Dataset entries
········

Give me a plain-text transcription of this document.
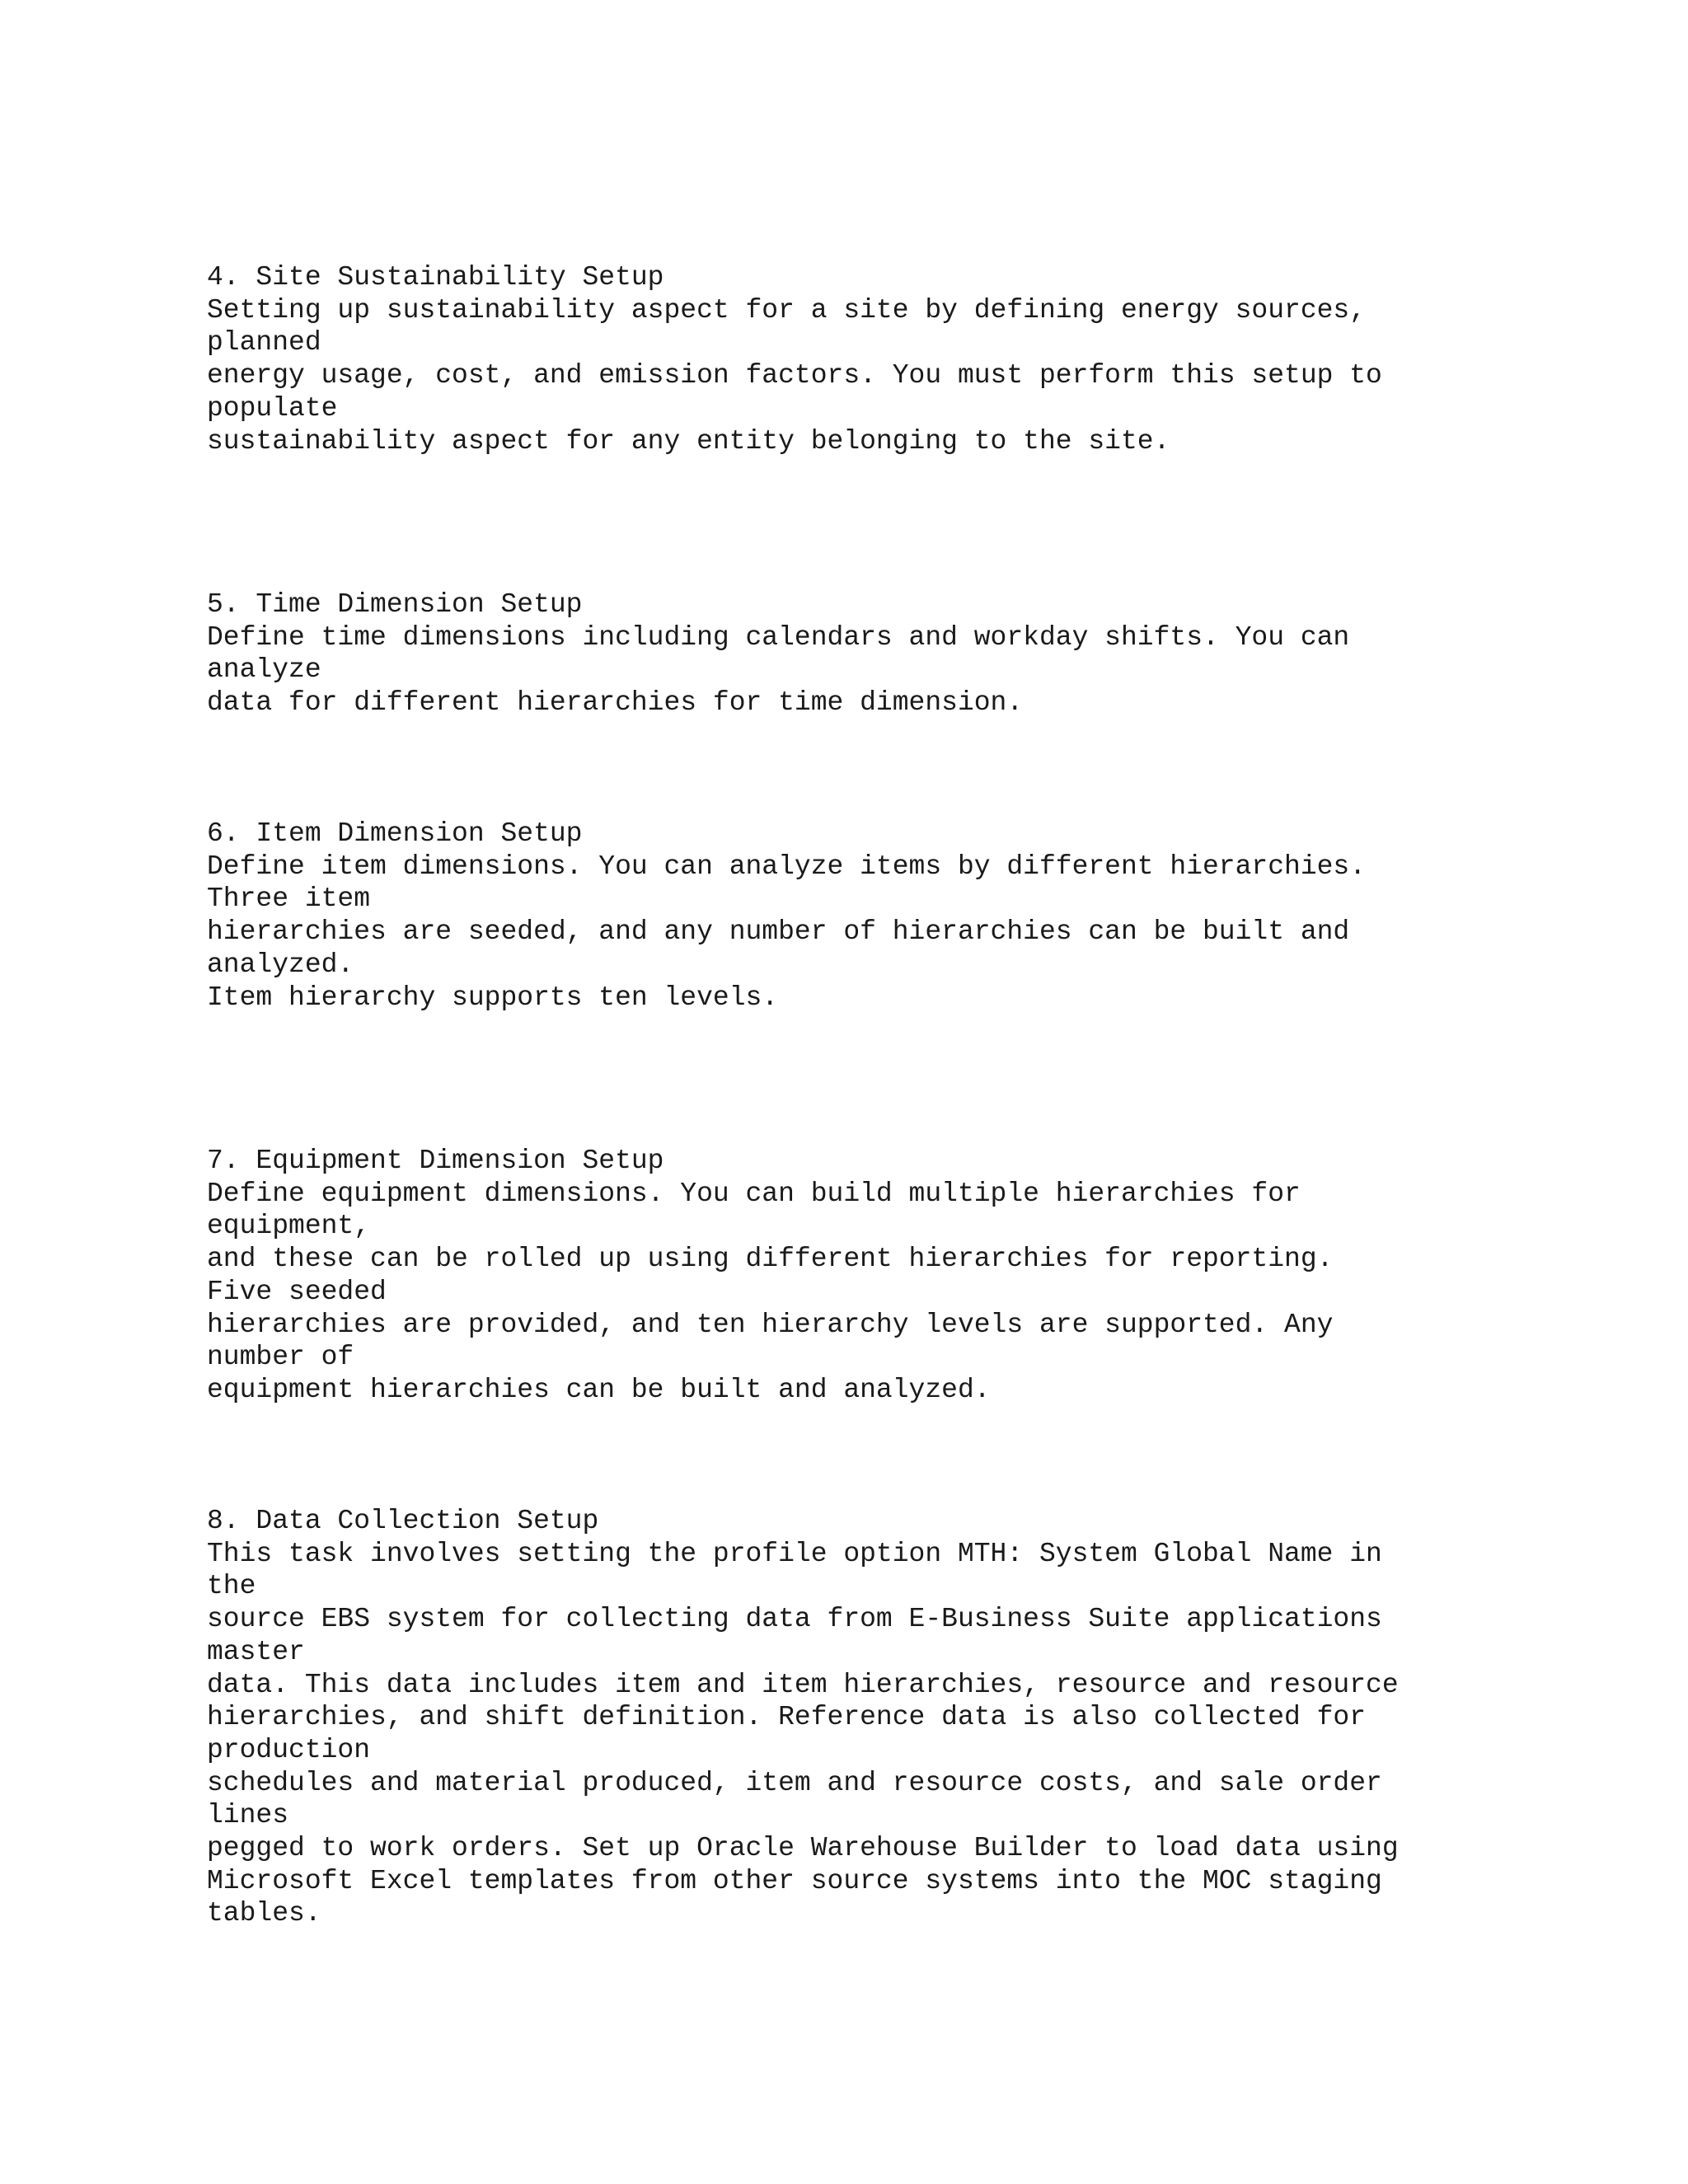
4. Site Sustainability Setup
Setting up sustainability aspect for a site by defining energy sources,
planned
energy usage, cost, and emission factors. You must perform this setup to
populate
sustainability aspect for any entity belonging to the site.
5. Time Dimension Setup
Define time dimensions including calendars and workday shifts. You can
analyze
data for different hierarchies for time dimension.
6. Item Dimension Setup
Define item dimensions. You can analyze items by different hierarchies.
Three item
hierarchies are seeded, and any number of hierarchies can be built and
analyzed.
Item hierarchy supports ten levels.
7. Equipment Dimension Setup
Define equipment dimensions. You can build multiple hierarchies for
equipment,
and these can be rolled up using different hierarchies for reporting.
Five seeded
hierarchies are provided, and ten hierarchy levels are supported. Any
number of
equipment hierarchies can be built and analyzed.
8. Data Collection Setup
This task involves setting the profile option MTH: System Global Name in
the
source EBS system for collecting data from E-Business Suite applications
master
data. This data includes item and item hierarchies, resource and resource
hierarchies, and shift definition. Reference data is also collected for
production
schedules and material produced, item and resource costs, and sale order
lines
pegged to work orders. Set up Oracle Warehouse Builder to load data using
Microsoft Excel templates from other source systems into the MOC staging
tables.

········

_Exercise description:_ Every line of text is to be repeated exactly; pictures are left out.

_Written reply:_
Give me a plain-text transcription of this document.
4. Site Sustainability Setup
Setting up sustainability aspect for a site by defining energy sources,
planned
energy usage, cost, and emission factors. You must perform this setup to
populate
sustainability aspect for any entity belonging to the site.
5. Time Dimension Setup
Define time dimensions including calendars and workday shifts. You can
analyze
data for different hierarchies for time dimension.
6. Item Dimension Setup
Define item dimensions. You can analyze items by different hierarchies.
Three item
hierarchies are seeded, and any number of hierarchies can be built and
analyzed.
Item hierarchy supports ten levels.
7. Equipment Dimension Setup
Define equipment dimensions. You can build multiple hierarchies for
equipment,
and these can be rolled up using different hierarchies for reporting.
Five seeded
hierarchies are provided, and ten hierarchy levels are supported. Any
number of
equipment hierarchies can be built and analyzed.
8. Data Collection Setup
This task involves setting the profile option MTH: System Global Name in
the
source EBS system for collecting data from E-Business Suite applications
master
data. This data includes item and item hierarchies, resource and resource
hierarchies, and shift definition. Reference data is also collected for
production
schedules and material produced, item and resource costs, and sale order
lines
pegged to work orders. Set up Oracle Warehouse Builder to load data using
Microsoft Excel templates from other source systems into the MOC staging
tables.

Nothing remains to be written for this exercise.